**What to do:**
Give back a single number, the count of lines containing the word "content".

[START]

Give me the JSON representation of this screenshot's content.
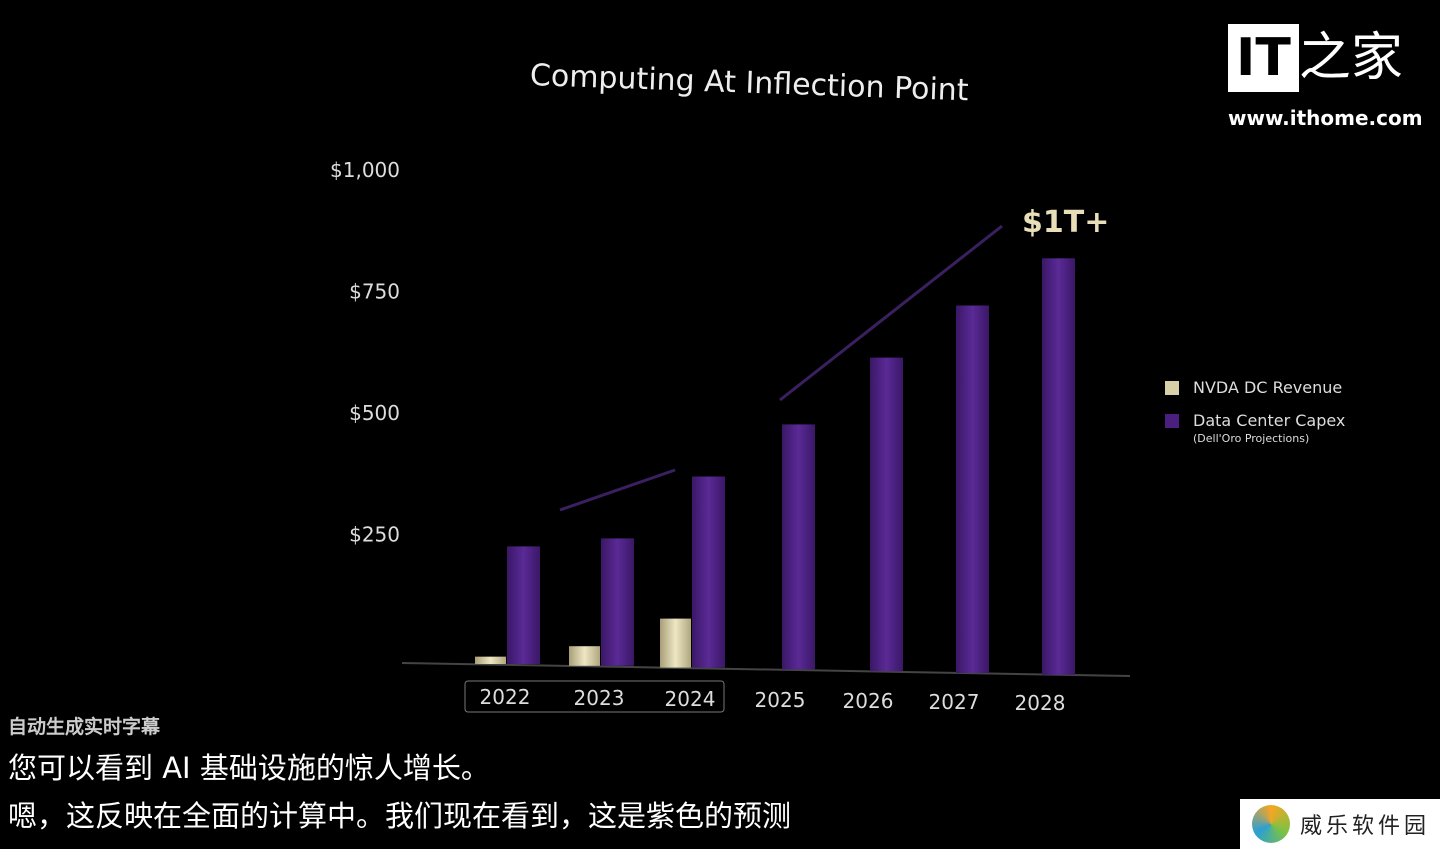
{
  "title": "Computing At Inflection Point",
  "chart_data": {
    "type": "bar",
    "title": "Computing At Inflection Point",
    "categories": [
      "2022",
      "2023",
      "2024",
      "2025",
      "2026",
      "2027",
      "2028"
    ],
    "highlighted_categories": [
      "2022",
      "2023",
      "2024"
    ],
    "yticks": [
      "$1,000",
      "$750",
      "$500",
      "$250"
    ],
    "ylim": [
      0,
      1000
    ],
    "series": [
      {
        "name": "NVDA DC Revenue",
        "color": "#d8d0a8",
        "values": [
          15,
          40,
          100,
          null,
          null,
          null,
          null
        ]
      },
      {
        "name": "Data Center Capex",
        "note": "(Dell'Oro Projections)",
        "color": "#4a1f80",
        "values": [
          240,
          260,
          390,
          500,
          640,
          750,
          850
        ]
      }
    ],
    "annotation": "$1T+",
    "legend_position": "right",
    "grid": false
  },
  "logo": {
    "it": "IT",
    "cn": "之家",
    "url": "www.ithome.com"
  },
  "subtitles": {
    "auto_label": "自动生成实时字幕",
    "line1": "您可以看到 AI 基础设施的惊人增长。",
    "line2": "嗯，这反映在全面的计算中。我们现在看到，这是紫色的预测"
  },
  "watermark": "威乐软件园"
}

[END]
[START]

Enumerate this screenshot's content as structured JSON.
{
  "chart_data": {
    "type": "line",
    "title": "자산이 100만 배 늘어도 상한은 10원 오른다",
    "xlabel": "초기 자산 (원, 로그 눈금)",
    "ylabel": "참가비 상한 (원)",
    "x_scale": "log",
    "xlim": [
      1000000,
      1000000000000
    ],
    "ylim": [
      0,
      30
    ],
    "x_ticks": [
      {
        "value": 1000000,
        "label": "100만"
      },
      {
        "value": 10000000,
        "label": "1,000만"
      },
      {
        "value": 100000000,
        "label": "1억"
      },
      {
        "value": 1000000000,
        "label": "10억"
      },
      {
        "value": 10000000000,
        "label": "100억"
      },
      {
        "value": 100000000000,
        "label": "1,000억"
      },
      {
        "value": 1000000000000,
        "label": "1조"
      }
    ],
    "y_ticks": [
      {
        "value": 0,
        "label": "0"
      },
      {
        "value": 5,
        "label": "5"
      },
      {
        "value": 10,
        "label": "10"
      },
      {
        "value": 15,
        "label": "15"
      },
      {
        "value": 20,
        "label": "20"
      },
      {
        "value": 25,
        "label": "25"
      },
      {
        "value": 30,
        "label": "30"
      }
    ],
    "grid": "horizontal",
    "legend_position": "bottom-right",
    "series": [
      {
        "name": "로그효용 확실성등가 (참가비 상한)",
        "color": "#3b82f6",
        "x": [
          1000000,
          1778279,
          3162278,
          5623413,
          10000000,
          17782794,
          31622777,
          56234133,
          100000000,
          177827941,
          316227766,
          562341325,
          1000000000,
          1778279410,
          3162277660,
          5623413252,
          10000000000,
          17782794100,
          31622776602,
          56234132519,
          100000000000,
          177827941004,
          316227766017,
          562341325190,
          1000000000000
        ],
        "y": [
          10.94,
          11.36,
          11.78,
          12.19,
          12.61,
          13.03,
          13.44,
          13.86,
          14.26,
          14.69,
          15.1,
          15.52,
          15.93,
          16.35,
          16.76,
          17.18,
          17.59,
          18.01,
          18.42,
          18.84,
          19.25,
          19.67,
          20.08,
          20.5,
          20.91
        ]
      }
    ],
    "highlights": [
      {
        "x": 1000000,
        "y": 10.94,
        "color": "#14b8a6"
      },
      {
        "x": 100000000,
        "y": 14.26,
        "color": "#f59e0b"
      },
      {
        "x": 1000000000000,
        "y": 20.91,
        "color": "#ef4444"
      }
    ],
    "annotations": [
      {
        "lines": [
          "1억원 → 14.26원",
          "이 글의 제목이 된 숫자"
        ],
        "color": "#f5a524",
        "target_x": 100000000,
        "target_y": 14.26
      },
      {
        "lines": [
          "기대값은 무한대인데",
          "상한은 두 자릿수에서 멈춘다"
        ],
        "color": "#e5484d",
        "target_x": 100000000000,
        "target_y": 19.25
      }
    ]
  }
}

[END]

**Answer for the task:**
2